● **Supplied records**:
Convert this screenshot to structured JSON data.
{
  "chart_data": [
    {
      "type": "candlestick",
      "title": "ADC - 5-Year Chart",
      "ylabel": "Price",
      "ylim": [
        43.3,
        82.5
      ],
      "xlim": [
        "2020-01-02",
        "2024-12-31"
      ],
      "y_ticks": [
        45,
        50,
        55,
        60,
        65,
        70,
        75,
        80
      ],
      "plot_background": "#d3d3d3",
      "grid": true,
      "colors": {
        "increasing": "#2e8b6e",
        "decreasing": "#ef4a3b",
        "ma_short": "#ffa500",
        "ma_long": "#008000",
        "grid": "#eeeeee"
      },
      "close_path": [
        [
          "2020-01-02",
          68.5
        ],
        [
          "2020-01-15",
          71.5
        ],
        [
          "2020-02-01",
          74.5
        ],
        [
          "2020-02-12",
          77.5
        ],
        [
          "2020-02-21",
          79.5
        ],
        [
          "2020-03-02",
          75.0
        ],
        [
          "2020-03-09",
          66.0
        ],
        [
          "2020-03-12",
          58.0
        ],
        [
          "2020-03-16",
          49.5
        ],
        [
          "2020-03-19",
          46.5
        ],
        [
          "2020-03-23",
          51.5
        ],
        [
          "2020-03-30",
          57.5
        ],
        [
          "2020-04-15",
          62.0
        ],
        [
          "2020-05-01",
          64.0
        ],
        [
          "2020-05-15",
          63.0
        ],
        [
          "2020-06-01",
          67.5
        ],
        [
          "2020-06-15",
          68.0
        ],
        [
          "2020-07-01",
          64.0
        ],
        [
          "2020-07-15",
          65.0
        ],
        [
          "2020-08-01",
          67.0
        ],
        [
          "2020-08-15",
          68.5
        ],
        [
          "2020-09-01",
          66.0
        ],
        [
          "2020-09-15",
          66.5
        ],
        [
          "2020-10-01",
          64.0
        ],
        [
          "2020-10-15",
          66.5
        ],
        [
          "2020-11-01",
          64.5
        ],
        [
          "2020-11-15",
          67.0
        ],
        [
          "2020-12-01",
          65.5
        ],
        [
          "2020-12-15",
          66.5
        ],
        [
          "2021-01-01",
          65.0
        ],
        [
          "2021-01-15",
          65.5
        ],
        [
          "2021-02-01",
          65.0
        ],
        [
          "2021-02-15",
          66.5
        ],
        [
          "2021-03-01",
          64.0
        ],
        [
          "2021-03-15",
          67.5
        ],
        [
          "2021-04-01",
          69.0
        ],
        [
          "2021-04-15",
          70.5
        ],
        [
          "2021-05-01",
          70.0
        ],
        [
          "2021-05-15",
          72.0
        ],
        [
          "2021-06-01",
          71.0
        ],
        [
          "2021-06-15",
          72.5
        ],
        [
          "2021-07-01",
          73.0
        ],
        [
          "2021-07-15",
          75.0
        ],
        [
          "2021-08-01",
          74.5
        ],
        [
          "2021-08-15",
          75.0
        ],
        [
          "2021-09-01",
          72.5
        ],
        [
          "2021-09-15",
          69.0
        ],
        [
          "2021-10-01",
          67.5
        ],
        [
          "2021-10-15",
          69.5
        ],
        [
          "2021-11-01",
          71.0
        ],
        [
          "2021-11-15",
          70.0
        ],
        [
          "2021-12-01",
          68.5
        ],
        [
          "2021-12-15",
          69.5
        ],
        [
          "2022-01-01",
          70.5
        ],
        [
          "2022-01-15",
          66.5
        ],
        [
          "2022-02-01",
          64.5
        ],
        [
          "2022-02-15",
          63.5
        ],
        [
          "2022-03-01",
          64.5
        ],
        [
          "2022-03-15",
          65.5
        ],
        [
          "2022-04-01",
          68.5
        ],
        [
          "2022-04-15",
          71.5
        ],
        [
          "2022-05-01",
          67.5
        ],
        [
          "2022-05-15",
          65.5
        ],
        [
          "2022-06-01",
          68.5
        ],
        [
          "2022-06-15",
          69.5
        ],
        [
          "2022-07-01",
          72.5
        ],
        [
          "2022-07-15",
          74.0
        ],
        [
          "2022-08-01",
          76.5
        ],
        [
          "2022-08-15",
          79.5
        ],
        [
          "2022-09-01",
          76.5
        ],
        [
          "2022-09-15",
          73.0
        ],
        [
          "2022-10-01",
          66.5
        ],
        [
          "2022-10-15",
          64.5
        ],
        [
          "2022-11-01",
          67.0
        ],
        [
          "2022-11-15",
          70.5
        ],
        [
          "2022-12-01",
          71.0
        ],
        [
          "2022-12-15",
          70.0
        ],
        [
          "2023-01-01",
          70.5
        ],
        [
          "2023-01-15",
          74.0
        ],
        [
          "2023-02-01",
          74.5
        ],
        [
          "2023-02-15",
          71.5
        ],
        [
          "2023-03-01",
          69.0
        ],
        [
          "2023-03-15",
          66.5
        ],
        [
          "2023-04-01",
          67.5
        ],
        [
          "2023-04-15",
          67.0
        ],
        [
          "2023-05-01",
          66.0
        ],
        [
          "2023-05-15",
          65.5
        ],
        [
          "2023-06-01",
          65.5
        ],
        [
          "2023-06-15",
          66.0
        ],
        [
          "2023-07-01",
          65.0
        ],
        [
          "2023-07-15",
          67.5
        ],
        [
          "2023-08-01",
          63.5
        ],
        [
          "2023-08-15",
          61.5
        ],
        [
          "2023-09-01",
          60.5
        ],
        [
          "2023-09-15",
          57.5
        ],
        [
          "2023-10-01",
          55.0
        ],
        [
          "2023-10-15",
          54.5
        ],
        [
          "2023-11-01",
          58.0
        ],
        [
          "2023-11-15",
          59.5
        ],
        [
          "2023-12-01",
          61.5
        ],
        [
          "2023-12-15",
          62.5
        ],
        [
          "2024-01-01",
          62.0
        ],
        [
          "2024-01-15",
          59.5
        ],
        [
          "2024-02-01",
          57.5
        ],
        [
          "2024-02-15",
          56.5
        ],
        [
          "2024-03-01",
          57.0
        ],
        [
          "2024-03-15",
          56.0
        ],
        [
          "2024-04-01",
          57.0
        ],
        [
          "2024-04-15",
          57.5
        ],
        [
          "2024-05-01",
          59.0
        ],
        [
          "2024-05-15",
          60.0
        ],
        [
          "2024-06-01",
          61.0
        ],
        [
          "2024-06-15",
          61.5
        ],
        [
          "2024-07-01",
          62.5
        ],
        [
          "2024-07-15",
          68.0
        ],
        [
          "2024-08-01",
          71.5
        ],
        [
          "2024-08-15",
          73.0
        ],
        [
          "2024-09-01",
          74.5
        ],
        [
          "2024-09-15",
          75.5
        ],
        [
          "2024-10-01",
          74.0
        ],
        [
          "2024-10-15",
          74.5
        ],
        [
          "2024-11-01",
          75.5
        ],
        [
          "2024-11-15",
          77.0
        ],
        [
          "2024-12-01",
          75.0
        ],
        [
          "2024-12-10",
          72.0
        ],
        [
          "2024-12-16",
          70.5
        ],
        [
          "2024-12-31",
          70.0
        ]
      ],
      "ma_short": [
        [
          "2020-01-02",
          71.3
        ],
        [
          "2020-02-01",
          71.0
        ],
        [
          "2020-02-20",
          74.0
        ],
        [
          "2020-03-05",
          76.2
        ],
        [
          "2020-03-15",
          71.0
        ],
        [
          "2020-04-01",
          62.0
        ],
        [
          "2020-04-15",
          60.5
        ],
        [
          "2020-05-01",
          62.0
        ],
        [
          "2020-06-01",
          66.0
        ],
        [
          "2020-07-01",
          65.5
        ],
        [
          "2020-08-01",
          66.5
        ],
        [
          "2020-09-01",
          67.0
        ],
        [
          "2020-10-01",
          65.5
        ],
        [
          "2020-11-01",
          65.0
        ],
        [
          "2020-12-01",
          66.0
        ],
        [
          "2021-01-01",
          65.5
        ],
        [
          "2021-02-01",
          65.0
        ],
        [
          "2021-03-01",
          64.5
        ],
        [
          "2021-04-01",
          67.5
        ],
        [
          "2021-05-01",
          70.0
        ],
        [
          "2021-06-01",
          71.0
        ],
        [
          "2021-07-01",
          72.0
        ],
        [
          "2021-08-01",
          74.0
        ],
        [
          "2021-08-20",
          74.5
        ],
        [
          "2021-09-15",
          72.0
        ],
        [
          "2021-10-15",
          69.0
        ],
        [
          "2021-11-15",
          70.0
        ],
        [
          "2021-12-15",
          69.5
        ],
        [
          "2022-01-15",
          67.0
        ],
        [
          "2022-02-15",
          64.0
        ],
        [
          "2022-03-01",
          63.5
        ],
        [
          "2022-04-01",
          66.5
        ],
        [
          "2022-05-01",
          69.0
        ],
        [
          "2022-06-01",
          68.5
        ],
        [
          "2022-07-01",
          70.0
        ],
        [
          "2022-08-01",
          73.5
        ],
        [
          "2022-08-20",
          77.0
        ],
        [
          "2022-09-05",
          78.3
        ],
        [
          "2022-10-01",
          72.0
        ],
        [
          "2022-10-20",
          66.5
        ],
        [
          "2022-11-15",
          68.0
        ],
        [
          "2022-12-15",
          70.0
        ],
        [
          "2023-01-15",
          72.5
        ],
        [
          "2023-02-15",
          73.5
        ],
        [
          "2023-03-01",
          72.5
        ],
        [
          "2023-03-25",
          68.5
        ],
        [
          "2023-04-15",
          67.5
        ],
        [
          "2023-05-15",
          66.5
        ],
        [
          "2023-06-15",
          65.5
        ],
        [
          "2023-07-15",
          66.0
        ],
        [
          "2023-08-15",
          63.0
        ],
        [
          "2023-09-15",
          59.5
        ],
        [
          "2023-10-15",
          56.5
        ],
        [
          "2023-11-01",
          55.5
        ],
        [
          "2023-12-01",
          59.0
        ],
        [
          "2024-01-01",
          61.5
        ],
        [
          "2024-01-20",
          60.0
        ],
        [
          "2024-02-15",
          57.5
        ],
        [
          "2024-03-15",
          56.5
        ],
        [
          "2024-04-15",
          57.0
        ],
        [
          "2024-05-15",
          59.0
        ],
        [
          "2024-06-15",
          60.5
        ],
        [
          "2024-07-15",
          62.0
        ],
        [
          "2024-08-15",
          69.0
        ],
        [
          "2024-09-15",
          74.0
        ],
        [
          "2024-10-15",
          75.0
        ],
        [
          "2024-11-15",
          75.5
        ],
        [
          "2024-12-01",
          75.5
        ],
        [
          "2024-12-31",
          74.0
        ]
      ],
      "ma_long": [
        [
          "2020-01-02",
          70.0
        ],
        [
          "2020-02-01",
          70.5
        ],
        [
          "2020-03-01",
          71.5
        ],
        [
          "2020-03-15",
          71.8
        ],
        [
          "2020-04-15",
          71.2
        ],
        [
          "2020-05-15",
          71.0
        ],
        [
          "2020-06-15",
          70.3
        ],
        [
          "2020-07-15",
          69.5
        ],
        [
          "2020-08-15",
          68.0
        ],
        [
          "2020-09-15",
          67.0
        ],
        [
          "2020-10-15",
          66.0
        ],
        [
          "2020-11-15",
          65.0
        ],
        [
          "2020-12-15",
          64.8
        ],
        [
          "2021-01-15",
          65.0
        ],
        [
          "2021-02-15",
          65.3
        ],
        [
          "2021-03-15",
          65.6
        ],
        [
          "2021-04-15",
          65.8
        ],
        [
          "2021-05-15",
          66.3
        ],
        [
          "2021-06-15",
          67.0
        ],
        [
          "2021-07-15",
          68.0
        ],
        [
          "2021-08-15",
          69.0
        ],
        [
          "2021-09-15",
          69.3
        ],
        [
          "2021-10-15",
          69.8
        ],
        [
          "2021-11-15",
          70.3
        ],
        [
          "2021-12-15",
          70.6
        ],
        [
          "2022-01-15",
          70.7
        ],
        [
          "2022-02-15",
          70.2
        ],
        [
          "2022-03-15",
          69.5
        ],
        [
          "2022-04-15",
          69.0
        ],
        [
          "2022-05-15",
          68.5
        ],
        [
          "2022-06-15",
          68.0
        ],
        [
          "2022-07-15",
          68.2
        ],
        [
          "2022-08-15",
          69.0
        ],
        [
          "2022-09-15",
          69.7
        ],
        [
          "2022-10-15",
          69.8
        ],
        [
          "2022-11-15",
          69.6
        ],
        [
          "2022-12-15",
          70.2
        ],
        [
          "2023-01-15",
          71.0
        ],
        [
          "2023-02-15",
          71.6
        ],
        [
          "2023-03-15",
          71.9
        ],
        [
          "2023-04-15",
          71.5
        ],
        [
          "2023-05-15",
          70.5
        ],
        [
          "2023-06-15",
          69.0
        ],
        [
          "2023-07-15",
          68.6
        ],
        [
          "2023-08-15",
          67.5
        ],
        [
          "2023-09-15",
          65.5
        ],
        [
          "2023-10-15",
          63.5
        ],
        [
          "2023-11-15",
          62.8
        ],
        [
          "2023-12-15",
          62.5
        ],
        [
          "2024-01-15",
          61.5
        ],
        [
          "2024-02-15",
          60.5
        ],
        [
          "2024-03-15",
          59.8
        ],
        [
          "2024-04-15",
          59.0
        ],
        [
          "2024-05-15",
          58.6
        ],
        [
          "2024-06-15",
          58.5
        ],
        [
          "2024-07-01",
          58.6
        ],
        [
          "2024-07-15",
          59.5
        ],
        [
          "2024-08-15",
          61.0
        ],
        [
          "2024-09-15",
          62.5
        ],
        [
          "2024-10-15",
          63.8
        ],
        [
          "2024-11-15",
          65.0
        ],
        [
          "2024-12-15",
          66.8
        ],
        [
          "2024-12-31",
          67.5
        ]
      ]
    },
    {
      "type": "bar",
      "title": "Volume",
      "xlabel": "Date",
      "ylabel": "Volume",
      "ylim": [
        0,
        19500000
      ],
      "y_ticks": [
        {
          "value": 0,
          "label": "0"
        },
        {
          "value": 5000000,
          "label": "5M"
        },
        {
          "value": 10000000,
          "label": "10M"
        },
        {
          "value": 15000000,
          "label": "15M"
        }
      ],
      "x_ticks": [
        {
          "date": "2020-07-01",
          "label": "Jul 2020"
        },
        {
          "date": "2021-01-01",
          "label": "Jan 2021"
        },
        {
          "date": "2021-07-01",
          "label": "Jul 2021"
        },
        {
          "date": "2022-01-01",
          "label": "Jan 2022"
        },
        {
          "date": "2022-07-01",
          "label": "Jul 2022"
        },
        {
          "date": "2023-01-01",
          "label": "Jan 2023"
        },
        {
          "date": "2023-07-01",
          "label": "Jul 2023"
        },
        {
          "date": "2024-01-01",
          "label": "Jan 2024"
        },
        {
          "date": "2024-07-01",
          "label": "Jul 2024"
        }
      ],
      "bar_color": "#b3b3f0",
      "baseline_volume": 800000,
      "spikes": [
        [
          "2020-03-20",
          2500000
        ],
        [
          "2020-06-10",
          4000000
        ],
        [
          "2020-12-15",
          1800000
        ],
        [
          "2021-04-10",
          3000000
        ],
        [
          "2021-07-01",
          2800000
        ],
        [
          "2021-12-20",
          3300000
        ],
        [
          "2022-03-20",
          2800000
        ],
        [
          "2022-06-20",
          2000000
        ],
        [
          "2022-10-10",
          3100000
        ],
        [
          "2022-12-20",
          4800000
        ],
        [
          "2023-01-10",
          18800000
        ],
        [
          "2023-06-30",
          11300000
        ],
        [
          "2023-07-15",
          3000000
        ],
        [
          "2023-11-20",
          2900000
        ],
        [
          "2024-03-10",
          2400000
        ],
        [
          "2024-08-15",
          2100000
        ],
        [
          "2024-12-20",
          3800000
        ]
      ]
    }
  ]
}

● **Task to complete**:
Pick out all the lines with the word "value" in them and copy them.

● **Complete answer**:
          "value": 0,
          "value": 5000000,
          "value": 10000000,
          "value": 15000000,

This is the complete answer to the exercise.